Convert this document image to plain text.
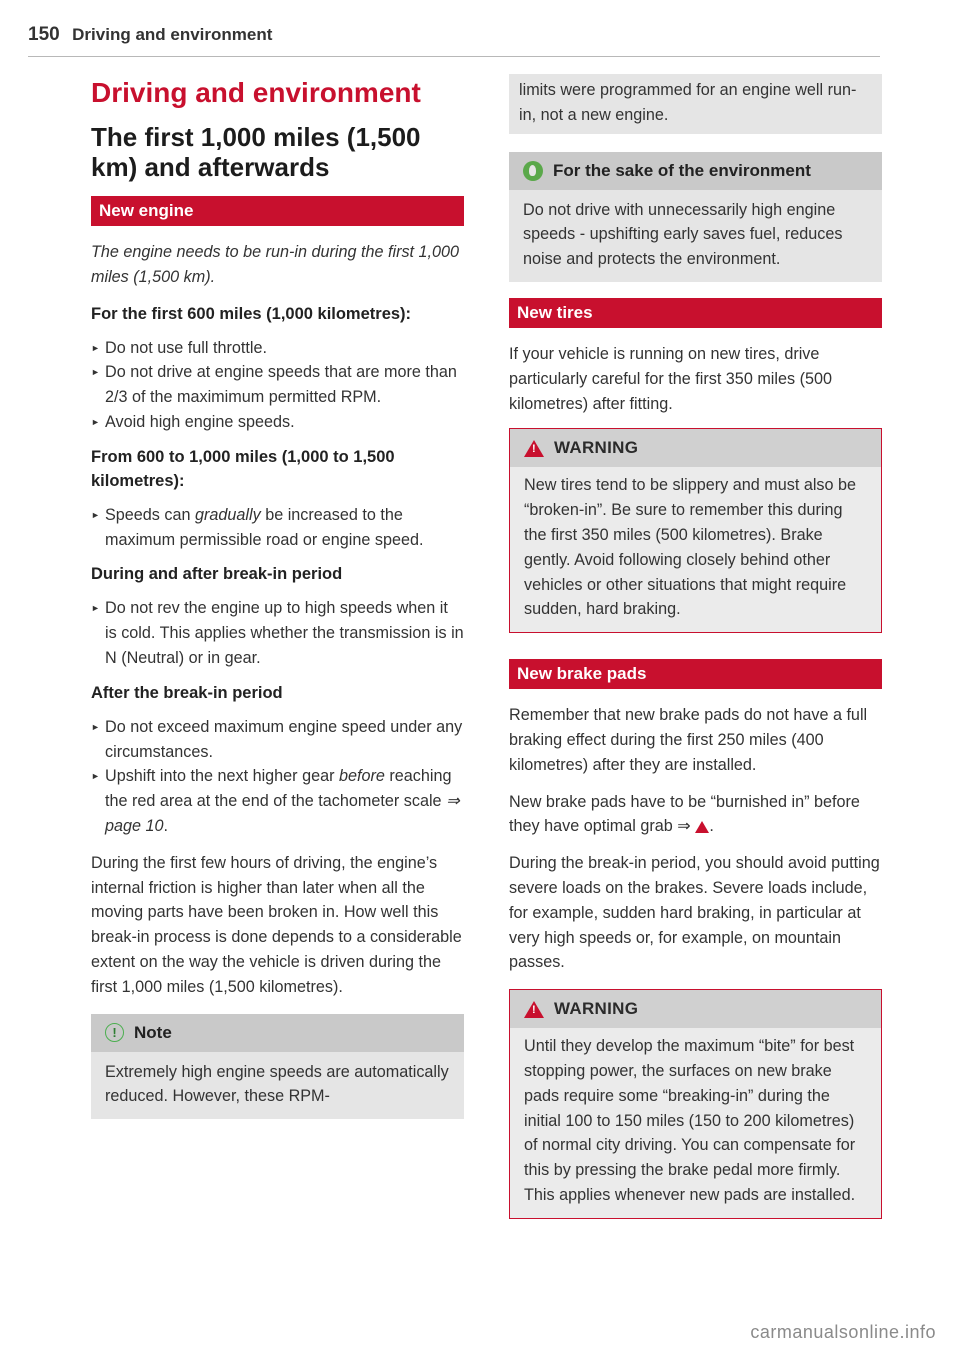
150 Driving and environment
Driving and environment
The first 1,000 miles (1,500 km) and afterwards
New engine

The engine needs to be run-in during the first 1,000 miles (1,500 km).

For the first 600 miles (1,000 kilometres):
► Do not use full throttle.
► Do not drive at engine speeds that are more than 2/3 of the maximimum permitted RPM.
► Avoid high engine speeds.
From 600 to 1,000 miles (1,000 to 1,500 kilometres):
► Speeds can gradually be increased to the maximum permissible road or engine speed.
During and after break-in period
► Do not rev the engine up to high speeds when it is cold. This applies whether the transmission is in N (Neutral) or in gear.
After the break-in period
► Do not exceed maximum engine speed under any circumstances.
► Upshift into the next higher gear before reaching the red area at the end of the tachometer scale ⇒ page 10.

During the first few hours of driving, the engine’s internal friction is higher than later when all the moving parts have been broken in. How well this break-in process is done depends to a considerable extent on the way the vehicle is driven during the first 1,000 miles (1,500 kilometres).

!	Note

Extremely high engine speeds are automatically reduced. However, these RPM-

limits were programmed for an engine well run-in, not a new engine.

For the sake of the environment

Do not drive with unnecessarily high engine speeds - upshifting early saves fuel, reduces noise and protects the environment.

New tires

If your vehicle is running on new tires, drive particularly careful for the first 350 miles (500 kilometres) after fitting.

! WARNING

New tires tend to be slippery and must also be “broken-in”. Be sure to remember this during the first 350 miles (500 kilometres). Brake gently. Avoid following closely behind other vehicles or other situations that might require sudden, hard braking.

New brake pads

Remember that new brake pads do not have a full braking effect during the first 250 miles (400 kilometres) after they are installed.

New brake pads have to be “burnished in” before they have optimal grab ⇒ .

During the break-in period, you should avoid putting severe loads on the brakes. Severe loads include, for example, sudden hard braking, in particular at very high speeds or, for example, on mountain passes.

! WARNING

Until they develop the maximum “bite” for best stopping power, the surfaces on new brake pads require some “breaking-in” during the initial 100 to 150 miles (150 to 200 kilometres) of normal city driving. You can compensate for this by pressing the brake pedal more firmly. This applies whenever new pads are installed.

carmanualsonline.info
* * *
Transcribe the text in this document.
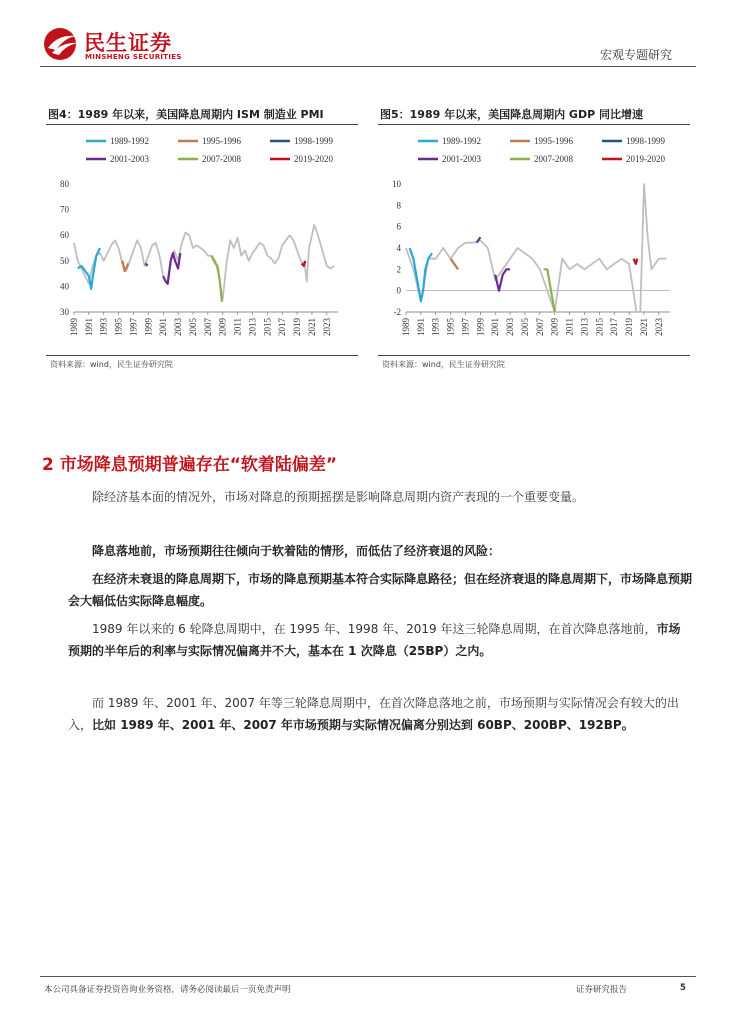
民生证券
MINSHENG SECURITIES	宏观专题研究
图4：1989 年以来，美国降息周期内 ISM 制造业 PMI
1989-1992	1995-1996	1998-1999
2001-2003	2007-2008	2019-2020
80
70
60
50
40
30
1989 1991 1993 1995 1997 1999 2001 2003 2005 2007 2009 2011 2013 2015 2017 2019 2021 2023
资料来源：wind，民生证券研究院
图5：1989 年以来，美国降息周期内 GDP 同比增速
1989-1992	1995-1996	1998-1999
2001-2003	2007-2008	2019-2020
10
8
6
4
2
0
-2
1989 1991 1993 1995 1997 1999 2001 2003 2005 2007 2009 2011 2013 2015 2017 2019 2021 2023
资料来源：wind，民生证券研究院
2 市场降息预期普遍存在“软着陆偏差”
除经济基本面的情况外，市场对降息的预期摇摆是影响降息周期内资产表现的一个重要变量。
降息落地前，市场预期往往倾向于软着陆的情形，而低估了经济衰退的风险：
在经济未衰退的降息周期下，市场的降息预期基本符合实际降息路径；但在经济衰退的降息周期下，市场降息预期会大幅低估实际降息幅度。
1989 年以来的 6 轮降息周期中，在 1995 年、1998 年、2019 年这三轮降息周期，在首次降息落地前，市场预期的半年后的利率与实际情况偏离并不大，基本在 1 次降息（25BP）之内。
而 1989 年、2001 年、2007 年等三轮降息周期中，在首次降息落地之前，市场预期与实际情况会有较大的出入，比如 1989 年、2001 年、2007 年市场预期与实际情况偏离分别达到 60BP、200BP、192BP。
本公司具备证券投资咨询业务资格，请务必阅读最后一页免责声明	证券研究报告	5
* * *
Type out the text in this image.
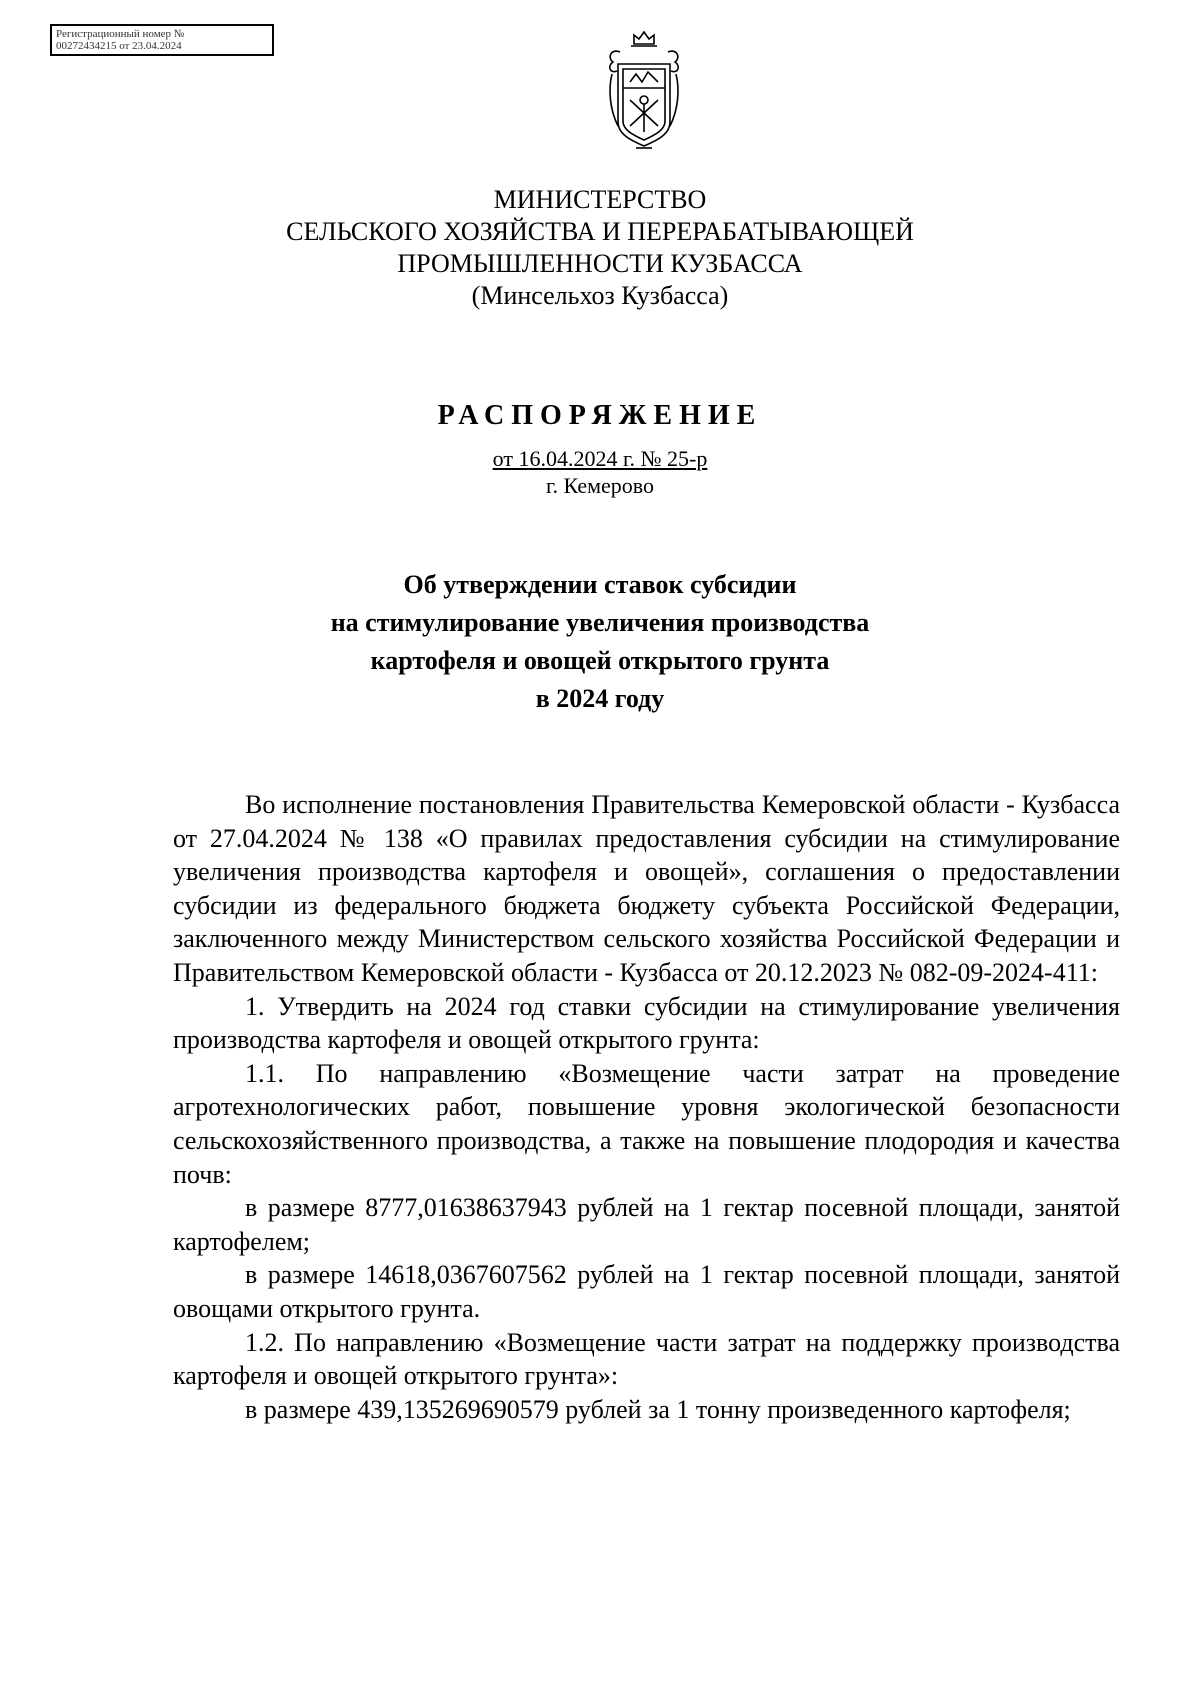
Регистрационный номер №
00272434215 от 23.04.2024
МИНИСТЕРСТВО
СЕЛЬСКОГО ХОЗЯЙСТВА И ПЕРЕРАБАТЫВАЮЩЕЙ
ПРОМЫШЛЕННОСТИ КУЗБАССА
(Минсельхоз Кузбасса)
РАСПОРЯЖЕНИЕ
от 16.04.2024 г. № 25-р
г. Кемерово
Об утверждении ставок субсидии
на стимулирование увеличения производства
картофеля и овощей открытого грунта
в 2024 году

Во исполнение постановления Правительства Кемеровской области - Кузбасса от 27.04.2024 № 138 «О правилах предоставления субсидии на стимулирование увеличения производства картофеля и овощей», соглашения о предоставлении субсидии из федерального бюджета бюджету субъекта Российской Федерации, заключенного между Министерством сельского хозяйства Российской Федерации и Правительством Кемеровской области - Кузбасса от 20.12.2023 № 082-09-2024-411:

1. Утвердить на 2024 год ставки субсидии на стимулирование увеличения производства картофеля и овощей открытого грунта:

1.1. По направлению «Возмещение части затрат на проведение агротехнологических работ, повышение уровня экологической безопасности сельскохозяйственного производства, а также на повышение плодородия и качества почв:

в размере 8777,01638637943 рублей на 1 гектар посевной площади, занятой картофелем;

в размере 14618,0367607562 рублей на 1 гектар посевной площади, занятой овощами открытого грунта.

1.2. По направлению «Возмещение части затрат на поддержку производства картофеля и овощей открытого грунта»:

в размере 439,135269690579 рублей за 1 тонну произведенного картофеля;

What to work on - From the data above, show each line that contains "applies".

Correct result -
► Do not rev the engine up to high speeds when it is cold. This applies whether the transmission is in N (Neutral) or in gear.
Until they develop the maximum “bite” for best stopping power, the surfaces on new brake pads require some “breaking-in” during the initial 100 to 150 miles (150 to 200 kilometres) of normal city driving. You can compensate for this by pressing the brake pedal more firmly. This applies whenever new pads are installed.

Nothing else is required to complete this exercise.